[Stored data entries]
□ □ □ □ □

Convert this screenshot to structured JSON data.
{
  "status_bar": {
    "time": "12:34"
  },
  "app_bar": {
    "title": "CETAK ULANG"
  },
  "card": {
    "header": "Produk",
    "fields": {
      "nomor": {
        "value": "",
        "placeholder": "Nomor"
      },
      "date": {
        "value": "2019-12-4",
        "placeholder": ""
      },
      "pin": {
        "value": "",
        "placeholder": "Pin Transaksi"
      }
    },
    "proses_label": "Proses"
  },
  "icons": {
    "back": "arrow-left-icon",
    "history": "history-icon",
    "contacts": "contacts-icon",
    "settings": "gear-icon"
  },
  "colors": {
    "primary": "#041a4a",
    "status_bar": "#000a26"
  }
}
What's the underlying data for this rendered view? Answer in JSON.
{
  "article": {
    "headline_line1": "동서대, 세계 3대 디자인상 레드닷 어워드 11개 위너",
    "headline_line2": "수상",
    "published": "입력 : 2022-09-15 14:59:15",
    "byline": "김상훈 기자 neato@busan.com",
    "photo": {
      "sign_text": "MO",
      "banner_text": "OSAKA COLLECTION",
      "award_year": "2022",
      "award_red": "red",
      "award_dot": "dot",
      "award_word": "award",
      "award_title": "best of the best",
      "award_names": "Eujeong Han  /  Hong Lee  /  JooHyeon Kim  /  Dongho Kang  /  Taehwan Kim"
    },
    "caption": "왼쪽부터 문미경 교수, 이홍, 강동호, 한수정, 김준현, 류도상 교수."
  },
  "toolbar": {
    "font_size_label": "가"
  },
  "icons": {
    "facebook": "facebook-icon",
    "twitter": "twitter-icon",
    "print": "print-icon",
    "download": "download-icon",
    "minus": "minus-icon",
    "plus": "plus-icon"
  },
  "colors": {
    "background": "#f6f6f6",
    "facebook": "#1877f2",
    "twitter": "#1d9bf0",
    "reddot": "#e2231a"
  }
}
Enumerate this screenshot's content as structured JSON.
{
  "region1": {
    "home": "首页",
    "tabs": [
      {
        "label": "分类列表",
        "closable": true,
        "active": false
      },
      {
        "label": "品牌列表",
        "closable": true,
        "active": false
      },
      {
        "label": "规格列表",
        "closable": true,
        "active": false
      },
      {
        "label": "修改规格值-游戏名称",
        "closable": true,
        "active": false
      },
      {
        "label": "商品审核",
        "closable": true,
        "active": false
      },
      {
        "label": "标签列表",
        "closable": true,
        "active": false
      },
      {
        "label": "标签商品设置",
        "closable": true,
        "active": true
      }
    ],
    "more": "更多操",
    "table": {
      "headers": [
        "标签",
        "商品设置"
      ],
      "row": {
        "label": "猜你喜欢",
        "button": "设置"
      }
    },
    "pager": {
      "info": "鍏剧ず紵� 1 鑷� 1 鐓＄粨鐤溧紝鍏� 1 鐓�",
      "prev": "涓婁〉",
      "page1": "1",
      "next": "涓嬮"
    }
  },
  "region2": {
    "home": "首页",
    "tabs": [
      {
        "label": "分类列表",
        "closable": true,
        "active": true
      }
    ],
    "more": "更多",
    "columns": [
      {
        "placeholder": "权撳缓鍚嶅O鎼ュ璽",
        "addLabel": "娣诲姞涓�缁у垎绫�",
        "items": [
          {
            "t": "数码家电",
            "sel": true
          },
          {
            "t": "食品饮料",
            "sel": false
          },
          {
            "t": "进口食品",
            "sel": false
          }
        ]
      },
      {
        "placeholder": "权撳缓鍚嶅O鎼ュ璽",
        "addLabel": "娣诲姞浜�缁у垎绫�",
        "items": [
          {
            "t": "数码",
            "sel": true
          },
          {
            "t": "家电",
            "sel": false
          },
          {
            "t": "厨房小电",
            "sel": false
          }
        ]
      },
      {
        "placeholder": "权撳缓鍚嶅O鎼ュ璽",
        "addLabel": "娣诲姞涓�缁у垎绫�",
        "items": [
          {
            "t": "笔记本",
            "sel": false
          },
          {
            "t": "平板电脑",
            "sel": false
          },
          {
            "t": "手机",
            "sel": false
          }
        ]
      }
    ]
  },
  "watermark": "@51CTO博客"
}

□ □ □ □ □

Problem to solve :: Filter the records for lines holding the string "JSON". Copy each one.

Response ::
Convert this screenshot to structured JSON data.
What's the underlying data for this rendered view? Answer in JSON.
Enumerate this screenshot's content as structured JSON.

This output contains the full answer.